┌─ Data to use
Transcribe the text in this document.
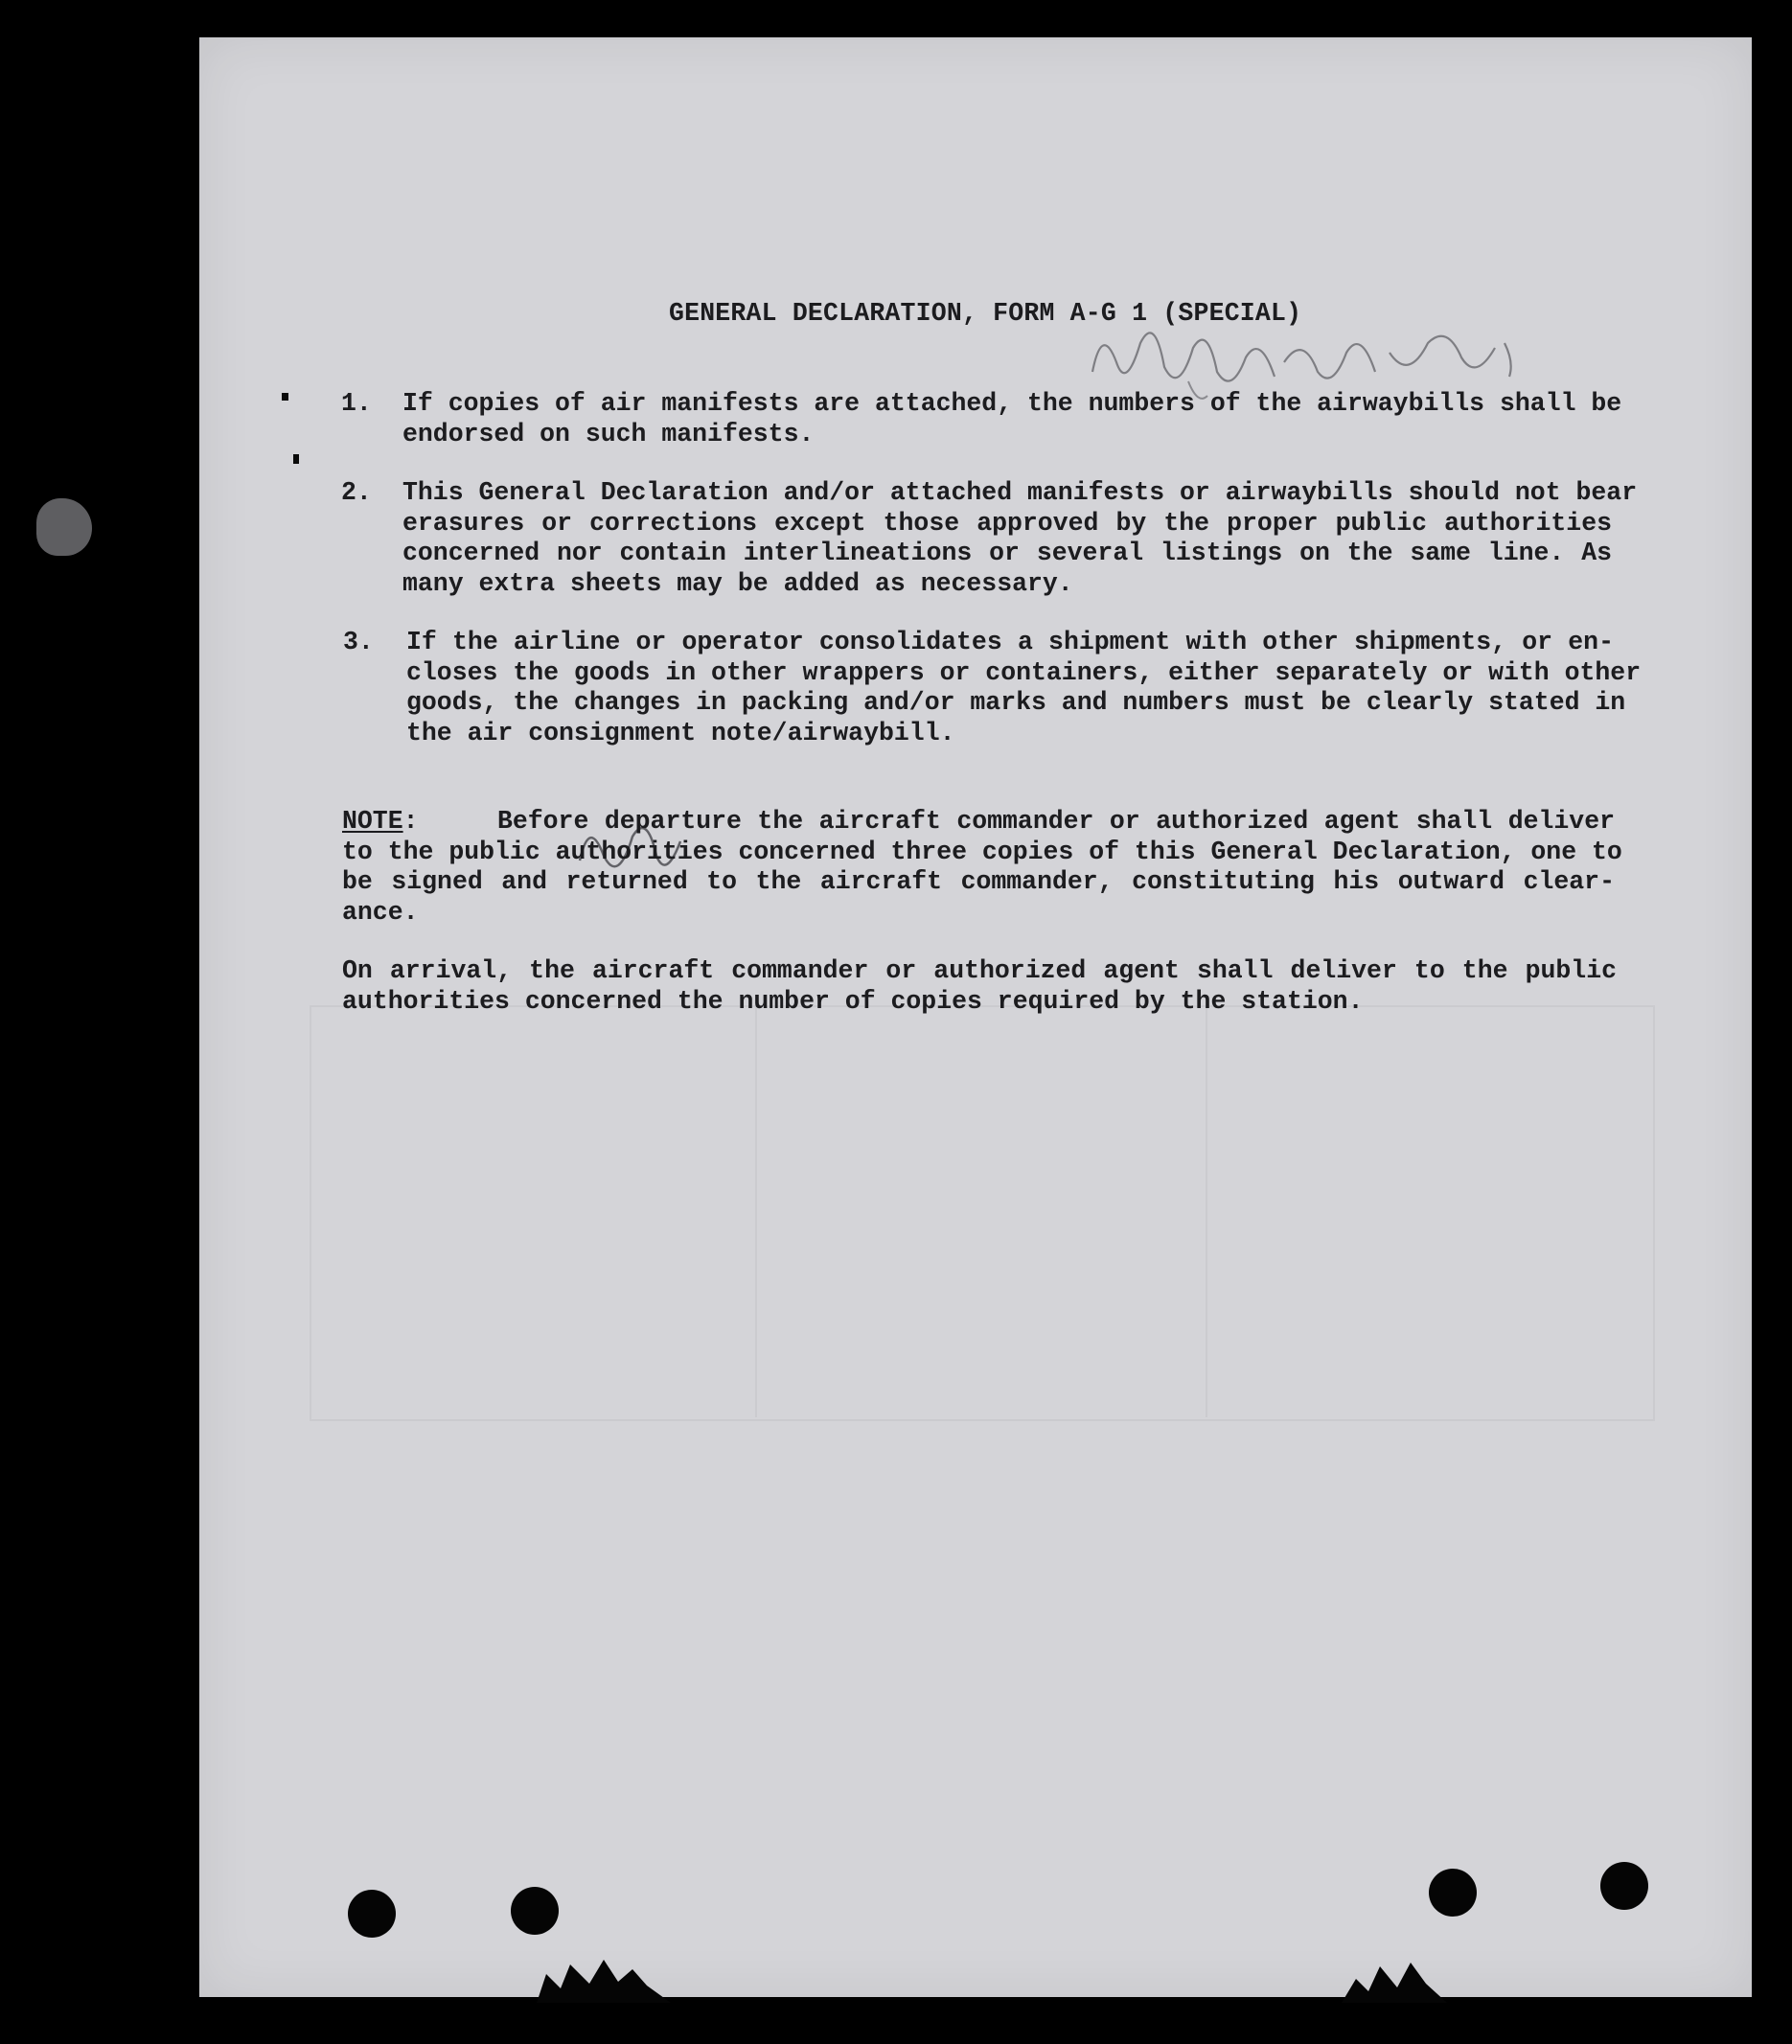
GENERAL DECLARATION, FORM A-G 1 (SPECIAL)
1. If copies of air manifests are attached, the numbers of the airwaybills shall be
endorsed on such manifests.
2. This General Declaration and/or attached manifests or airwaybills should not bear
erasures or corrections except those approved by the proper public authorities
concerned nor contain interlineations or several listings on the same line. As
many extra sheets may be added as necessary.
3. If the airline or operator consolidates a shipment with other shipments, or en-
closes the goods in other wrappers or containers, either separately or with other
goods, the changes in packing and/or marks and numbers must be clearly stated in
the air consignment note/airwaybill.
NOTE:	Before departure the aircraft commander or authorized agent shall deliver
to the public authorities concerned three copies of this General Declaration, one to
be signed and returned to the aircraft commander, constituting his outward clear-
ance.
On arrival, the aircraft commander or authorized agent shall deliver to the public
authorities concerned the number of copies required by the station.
└─
┌─ Data to use
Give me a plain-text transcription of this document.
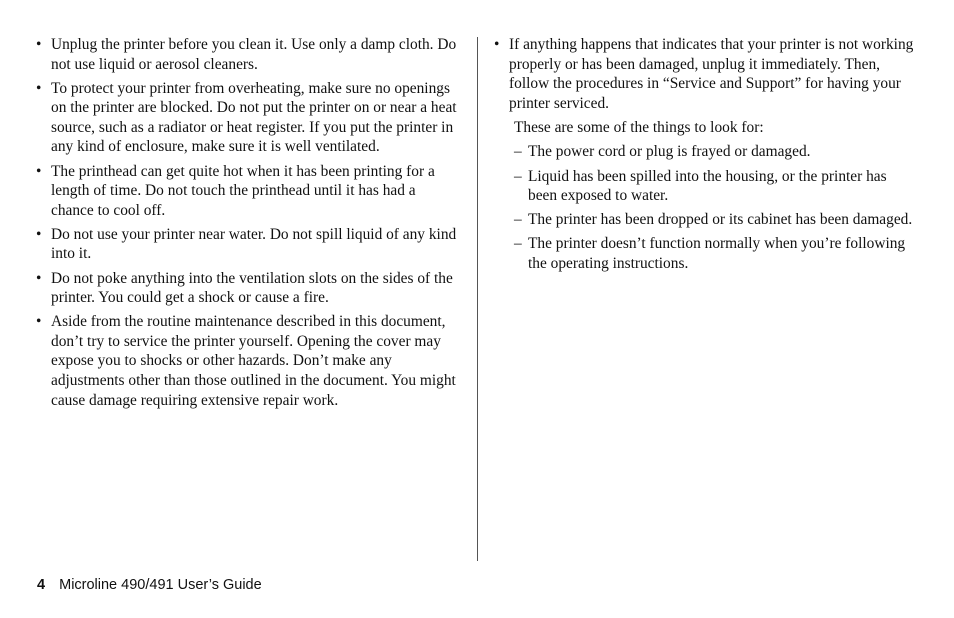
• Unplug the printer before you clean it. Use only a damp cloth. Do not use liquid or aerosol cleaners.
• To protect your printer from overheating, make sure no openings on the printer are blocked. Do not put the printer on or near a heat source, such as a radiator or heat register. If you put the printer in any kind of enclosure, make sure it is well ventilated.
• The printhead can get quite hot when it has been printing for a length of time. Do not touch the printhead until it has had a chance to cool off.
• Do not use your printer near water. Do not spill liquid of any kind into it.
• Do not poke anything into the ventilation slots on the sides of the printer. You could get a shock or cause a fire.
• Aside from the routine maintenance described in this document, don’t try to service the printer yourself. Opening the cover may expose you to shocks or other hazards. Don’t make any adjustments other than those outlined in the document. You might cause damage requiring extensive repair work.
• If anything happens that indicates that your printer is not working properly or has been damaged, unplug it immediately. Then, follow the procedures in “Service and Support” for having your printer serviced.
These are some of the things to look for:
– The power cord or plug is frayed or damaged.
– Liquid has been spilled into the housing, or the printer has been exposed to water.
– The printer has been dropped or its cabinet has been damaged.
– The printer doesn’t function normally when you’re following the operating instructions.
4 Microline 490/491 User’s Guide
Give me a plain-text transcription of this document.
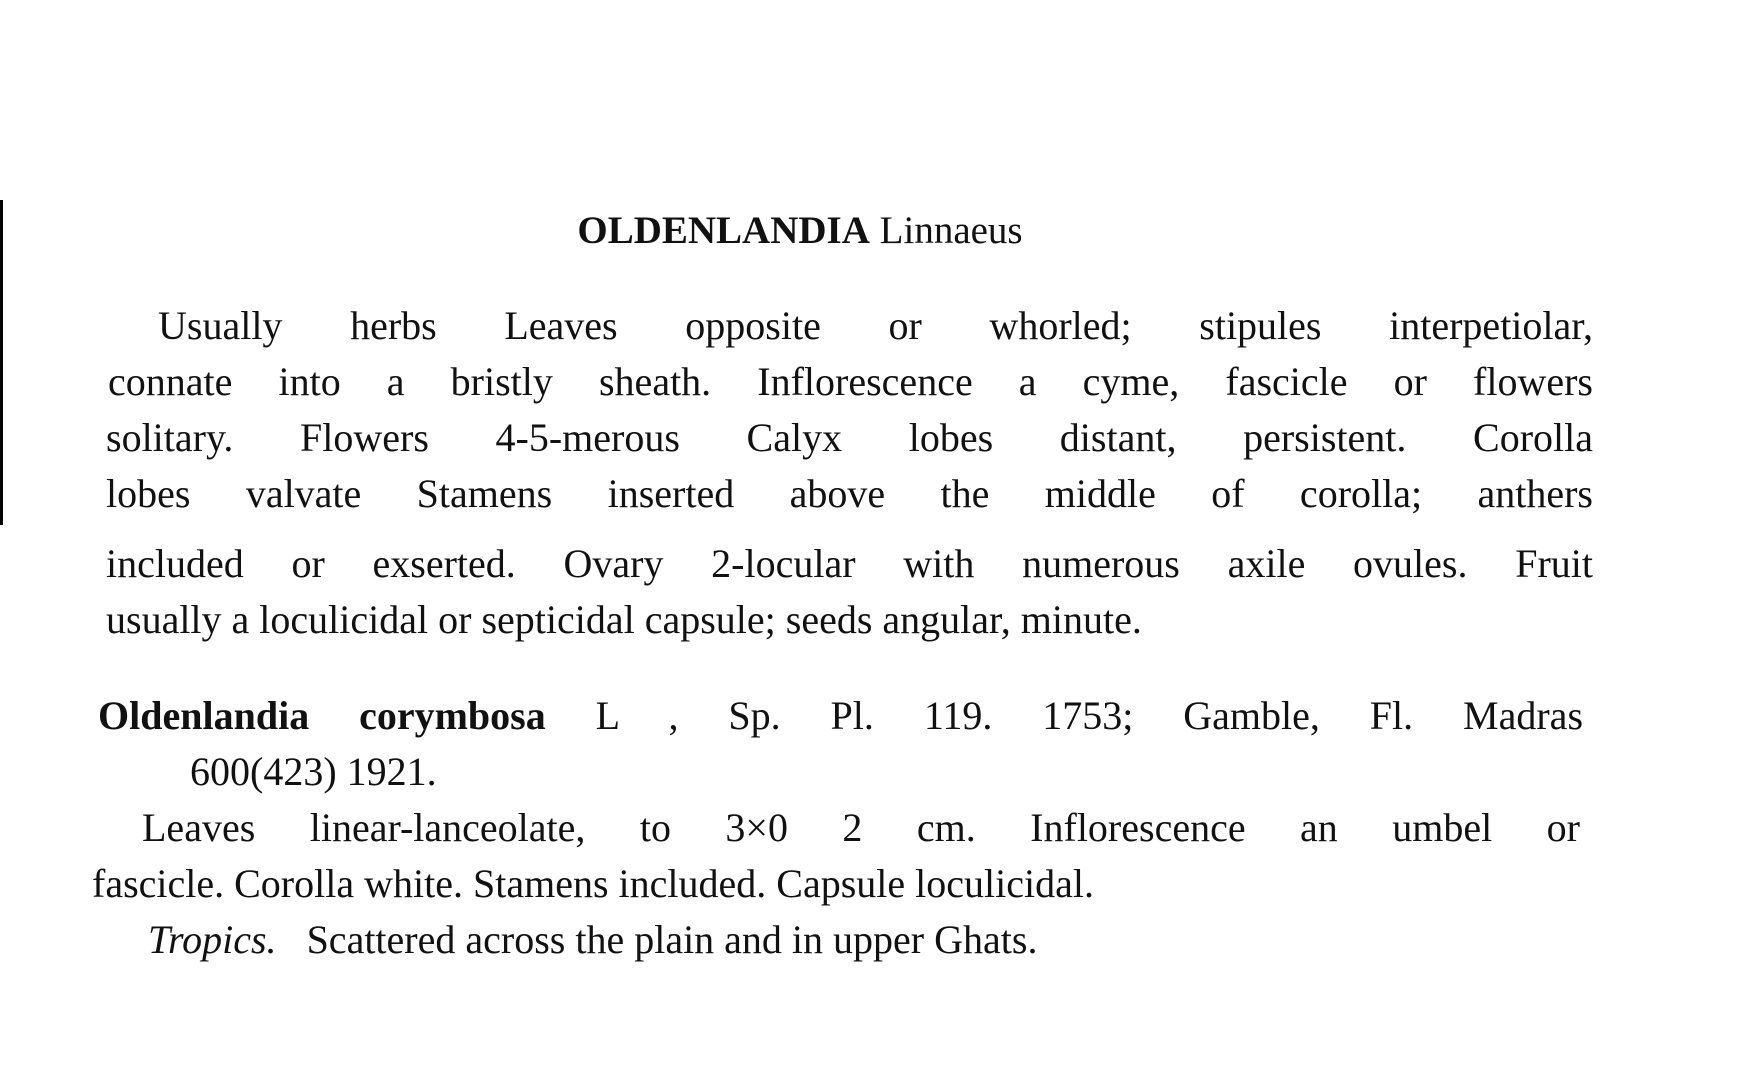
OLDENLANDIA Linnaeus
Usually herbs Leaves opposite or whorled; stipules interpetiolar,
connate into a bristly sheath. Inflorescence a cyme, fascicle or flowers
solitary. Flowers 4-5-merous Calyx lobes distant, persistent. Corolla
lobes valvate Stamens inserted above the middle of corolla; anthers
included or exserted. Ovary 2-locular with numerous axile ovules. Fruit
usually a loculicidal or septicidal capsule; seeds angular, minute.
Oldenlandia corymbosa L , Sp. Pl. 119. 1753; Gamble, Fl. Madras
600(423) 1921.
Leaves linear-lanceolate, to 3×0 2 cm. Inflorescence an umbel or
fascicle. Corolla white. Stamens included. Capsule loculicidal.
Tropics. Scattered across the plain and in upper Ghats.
└─
┌─ Data to use
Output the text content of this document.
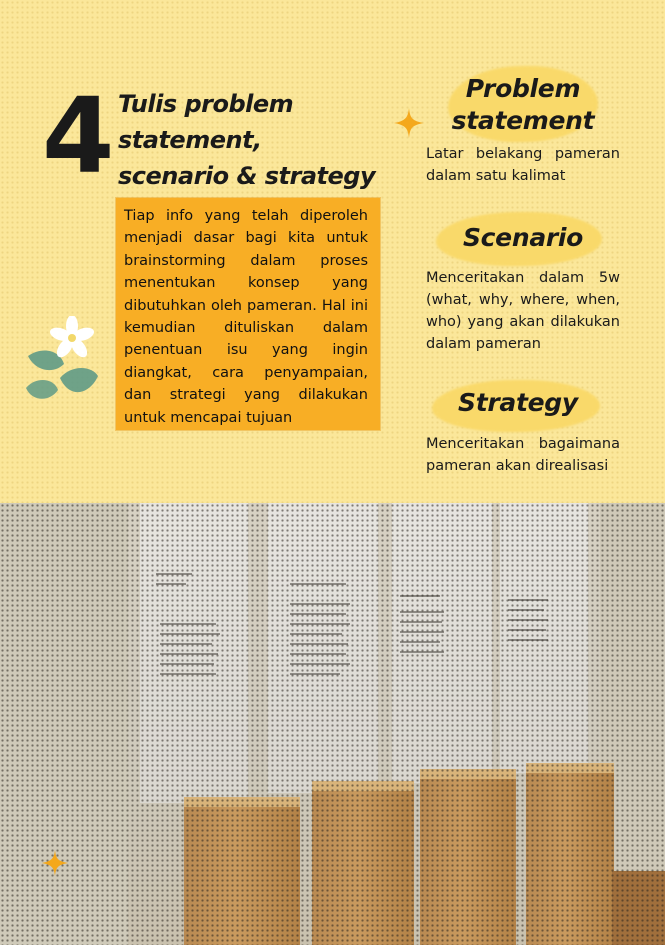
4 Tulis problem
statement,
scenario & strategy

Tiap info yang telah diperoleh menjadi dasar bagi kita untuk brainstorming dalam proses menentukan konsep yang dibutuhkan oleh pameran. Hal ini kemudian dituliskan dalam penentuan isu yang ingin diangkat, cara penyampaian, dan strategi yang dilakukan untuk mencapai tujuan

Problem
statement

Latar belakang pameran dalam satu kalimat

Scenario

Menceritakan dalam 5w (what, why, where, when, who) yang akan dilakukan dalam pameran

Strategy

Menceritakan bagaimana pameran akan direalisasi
└─
■ **Exercise aim**:
Give only a number: how many lines of the data hold the string "authorities"?

■ **The answer**:
3